_Material for this exercise_
···

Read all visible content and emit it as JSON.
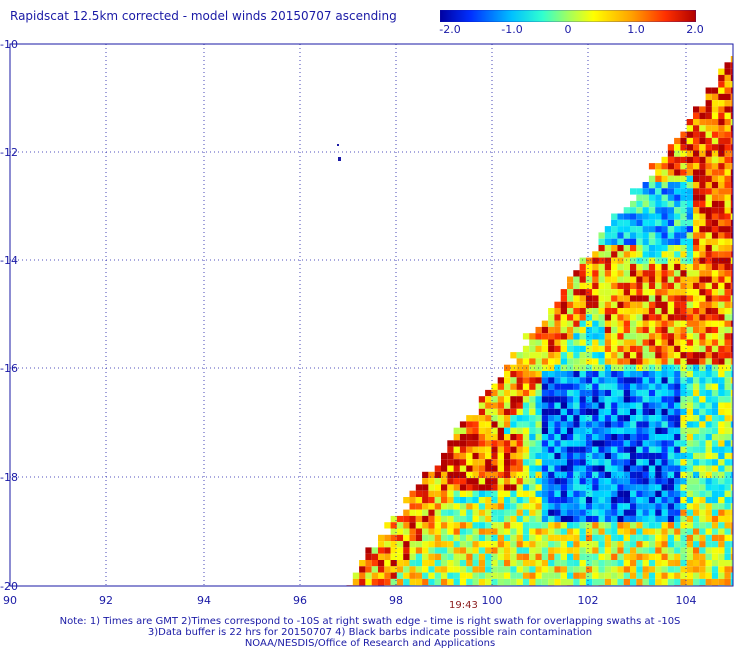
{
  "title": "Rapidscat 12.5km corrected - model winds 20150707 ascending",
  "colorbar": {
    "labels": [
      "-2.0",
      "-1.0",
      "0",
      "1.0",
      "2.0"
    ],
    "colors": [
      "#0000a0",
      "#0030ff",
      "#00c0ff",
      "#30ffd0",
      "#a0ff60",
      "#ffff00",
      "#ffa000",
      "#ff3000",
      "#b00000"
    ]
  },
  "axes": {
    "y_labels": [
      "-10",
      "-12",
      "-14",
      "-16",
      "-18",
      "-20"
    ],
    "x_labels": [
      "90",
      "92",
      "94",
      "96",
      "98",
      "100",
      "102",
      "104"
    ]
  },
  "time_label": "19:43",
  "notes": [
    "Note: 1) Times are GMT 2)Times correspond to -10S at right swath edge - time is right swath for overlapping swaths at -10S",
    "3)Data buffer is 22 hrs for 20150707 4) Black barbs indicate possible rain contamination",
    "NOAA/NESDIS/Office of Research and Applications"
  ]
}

···

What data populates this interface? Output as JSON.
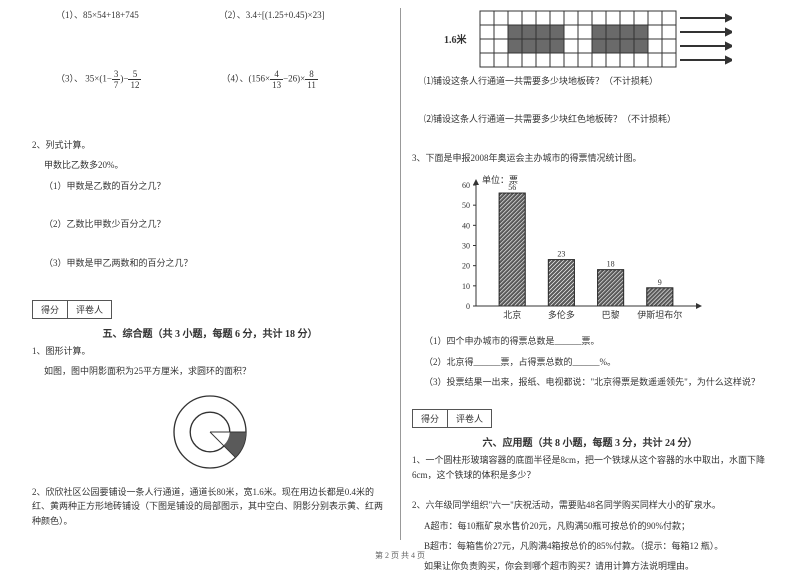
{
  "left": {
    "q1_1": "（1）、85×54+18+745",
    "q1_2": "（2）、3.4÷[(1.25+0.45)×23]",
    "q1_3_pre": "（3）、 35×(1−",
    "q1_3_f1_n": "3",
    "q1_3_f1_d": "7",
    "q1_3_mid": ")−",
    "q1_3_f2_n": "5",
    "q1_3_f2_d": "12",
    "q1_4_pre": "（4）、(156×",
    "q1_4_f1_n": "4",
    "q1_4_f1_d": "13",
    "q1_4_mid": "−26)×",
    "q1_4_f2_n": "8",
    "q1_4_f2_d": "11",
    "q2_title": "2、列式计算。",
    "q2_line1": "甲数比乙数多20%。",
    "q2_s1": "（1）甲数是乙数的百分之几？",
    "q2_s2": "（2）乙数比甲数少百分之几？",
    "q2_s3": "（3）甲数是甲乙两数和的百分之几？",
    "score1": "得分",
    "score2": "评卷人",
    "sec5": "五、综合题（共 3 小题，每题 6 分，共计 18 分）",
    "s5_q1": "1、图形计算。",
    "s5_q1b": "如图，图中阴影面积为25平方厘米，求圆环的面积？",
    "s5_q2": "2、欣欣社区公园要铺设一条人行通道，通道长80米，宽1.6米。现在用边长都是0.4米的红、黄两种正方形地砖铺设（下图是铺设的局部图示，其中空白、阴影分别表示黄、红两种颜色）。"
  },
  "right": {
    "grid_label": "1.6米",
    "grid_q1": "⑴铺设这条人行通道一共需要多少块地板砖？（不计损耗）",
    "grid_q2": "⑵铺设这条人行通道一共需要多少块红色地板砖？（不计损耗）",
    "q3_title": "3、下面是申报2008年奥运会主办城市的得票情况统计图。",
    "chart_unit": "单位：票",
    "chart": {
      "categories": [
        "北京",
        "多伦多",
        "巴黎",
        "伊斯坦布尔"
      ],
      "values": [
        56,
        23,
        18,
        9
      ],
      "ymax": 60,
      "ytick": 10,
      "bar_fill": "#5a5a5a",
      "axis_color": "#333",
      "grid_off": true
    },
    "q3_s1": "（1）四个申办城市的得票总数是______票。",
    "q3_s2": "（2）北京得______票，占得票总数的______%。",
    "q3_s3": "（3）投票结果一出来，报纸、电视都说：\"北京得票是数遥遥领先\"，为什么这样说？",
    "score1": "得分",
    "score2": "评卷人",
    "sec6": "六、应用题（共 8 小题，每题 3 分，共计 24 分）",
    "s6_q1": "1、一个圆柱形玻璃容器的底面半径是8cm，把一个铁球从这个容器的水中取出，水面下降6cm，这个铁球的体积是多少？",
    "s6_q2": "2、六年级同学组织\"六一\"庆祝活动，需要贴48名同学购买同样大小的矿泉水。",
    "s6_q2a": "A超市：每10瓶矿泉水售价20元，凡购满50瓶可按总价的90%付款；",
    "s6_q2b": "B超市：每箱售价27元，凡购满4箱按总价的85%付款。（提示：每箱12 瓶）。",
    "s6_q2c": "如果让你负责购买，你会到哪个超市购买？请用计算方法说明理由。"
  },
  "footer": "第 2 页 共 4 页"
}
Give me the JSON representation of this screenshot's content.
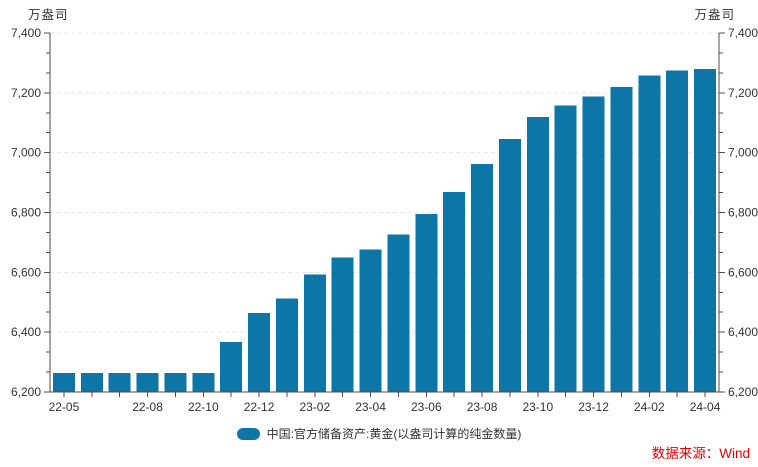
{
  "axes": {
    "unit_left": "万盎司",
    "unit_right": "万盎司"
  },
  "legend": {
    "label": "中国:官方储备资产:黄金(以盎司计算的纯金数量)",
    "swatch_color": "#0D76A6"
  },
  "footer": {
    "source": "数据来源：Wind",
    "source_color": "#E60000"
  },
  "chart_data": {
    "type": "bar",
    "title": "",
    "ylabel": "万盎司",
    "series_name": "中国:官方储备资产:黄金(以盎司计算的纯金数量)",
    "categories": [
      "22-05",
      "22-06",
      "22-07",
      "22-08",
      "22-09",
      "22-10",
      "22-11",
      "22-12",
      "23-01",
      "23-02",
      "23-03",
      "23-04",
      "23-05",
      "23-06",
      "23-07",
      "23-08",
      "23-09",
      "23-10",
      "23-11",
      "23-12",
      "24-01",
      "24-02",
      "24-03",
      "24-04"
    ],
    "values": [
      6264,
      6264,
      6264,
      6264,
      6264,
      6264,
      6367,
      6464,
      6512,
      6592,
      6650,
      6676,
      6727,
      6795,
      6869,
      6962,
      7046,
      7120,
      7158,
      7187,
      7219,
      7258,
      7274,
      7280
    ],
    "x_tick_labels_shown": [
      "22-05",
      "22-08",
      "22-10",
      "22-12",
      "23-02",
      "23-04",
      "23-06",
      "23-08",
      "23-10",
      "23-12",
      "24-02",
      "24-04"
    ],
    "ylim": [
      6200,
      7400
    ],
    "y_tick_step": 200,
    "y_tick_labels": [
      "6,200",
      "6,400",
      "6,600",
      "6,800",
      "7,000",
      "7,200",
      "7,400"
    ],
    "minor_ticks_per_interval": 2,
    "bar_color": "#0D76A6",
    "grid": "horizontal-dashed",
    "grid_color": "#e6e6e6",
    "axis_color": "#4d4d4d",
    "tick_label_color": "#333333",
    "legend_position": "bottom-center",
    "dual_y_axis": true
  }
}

···

_Short problem_
Report only the number of lines in the listing that contain the word "官方储备资产".

_The output_
2